▶ **Task to complete**
Scan the records and identify every line in which the string "Lawton" occurs, then return those lines.

Raw records
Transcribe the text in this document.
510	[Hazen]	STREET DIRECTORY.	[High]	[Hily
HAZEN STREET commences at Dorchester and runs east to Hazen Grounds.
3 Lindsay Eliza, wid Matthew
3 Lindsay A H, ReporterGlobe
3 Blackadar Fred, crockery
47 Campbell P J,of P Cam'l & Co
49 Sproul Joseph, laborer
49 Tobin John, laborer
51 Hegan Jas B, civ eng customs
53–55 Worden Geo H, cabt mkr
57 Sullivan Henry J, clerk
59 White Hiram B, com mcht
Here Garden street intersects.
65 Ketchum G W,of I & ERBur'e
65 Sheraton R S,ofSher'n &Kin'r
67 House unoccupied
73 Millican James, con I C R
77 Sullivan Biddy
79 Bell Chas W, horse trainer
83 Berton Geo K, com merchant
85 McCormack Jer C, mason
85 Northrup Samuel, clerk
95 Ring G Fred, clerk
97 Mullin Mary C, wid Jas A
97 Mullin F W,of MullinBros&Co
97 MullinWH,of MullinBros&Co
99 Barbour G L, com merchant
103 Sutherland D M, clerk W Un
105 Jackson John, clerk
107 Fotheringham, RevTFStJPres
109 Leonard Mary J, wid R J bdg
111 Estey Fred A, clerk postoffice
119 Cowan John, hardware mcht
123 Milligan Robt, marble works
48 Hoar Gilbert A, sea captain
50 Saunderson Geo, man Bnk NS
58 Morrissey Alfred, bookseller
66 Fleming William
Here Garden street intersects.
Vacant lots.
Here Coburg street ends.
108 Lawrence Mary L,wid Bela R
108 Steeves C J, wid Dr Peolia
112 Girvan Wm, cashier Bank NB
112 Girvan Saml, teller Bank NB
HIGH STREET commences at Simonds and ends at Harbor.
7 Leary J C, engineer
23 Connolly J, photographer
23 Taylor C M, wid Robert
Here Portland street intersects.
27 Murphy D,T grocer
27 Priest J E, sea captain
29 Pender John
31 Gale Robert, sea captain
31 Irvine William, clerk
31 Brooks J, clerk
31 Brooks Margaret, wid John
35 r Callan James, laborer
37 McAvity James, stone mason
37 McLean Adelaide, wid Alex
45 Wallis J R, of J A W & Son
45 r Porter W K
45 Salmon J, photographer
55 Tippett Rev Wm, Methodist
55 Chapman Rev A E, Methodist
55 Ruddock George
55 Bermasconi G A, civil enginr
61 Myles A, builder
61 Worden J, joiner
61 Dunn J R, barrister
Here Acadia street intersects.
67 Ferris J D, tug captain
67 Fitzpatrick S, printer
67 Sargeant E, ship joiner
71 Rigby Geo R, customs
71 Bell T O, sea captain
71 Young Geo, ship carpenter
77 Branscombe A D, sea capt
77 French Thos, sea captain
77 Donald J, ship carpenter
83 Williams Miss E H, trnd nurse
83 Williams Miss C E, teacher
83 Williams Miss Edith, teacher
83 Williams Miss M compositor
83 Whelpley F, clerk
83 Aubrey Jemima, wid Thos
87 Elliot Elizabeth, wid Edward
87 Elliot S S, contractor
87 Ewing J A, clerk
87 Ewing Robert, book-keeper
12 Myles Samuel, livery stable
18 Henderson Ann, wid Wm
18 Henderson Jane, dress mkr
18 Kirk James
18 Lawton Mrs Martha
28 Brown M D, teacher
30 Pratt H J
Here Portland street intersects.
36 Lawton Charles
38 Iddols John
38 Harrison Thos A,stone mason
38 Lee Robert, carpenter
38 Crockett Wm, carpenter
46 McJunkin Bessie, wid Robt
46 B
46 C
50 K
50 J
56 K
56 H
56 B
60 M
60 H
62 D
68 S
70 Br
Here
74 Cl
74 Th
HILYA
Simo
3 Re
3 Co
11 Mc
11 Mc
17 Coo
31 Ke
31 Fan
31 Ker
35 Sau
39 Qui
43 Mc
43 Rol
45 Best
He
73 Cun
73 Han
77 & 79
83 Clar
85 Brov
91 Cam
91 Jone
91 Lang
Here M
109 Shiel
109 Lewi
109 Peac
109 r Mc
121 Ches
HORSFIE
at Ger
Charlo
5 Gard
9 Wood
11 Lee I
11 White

▶ **Result of this task**
18 Lawton Mrs Martha
36 Lawton Charles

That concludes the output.